### Source extract
++++
The ability of GSWC to deliver purchased power to customers in its Bear Valley Electric service area is limited by the ability of the transmission facilities owned by Southern California Edison Company (“Edison”) to transmit this power. GSWC filed a lawsuit against Edison in 2000 for breach of contract as a result of delays in upgrading these transmission facilities as well as for other reasons. In March 2004, GSWC and Edison agreed to settle this suit. Under the terms of the settlement agreement, GSWC agreed to pay a $5 million project abandonment fee to Edison. Edison filed an application to the Federal Energy Regulatory Commission ("FERC") for approval to treat the entire $5 million settlement payment as an abandoned project cost to be included in Edison’s wholesale tariff charged to GSWC.

 

GSWC made an initial lump sum payment of $1.4 million to Edison during the first quarter of 2004 and agreed to pay Edison the remaining $3.6 million over a 15 year term through 180 equal monthly payments of $38,137 to be included in Edison’s monthly tariff. The $1.4 million lump sum payment was recorded as a regulatory asset pending FERC approval of Edison’s application.  FERC approved Edison’s application in August 2004 and as a result, GSWC transferred the $1.4 million lump sum payment to the electric supply cost balancing account. In addition, monthly payments of $38,137 per month, totaling $114,411 and $76,274 made to Edison during the three months ended September 30, 2005 and 2004, respectively, and $343,233 and $76,274 made during the nine months ended September 30, 2005 and 2004, respectively, have also been included in the electric supply cost balancing account. Management believes that it is probable that the CPUC will permit GSWC to  recover the rates  authorized by and on file with FERC in connection with the Edison settlement; however, management cannot give assurance that the CPUC will ultimately allow recovery of all or any of the these costs that are included in the electric supply cost balancing account.

 

15



 

Water Memorandum Supply Cost Accounts - In a CPUC decision issued on June 19, 2003 related to memorandum supply cost accounts, all water utilities regulated by the CPUC are required to seek review of under- and over- collections by filing an advice letter annually.  GSWC filed advice letters in 2004 and 2005 with respect to its cumulative net over-collection for Regions I and II for the period from November 29, 2001 to December 31, 2004, which has been recorded as a regulatory liability.  In June 2005, the CPUC approved these advice letters, as filed, for the 2001, 2002 and 2003 years and as a result a $1.4 million over-collection was transferred to the supply cost balancing accounts. The advice letters for the 2004 year totaling $4.2 million net over-collection were approved by the CPUC in August of 2005.  The $4.2 million net over-collection includes approximately $3.5 million of the net proceeds received from potentially responsible parties in the Charnock Groundwater Basin, which was recorded as a regulatory liability (see “Revenues Subject to Refund” discussed below). The amount was transferred to the supply cost balancing accounts in August 2005.  There was no impact to earnings as these over-collections had been recorded as regulatory liabilities in prior years.
++++
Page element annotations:
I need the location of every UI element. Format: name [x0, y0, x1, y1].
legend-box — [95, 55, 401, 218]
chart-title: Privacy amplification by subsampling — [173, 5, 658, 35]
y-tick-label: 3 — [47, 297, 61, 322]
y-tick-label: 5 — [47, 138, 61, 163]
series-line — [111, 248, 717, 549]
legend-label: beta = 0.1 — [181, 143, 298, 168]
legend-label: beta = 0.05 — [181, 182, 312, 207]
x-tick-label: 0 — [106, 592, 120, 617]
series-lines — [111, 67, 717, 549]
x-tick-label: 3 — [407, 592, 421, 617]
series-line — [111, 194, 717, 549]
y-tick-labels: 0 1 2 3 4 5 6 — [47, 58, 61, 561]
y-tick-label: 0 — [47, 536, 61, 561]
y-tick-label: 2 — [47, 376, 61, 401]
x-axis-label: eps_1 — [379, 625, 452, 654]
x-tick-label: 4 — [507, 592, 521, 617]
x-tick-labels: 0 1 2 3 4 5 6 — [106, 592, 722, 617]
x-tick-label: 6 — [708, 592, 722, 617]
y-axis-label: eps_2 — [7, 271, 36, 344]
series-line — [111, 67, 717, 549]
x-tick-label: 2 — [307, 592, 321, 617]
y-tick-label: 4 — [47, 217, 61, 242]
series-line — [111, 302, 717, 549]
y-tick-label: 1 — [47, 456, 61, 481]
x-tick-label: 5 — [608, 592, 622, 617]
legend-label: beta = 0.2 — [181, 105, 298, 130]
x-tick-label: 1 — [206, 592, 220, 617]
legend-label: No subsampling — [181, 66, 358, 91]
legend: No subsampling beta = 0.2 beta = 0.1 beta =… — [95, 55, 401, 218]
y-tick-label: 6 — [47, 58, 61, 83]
++++
### Written exercise A
According to the filing excerpt, how large was the project abandonment fee that GSWC agreed to pay Edison under the settlement?
### Written exercise B
Rewrite the part of the filing excerpt starting with "The ability of GSWC" and going on through "charged to GSWC.", putting "legal action" where "lawsuit" stands.

### Problem solution A
$5 million

### Problem solution B
The ability of GSWC to deliver purchased power to customers in its Bear Valley Electric service area is limited by the ability of the transmission facilities owned by Southern California Edison Company (“Edison”) to transmit this power. GSWC filed a legal action against Edison in 2000 for breach of contract as a result of delays in upgrading these transmission facilities as well as for other reasons. In March 2004, GSWC and Edison agreed to settle this suit. Under the terms of the settlement agreement, GSWC agreed to pay a $5 million project abandonment fee to Edison. Edison filed an application to the Federal Energy Regulatory Commission ("FERC") for approval to treat the entire $5 million settlement payment as an abandoned project cost to be included in Edison’s wholesale tariff charged to GSWC.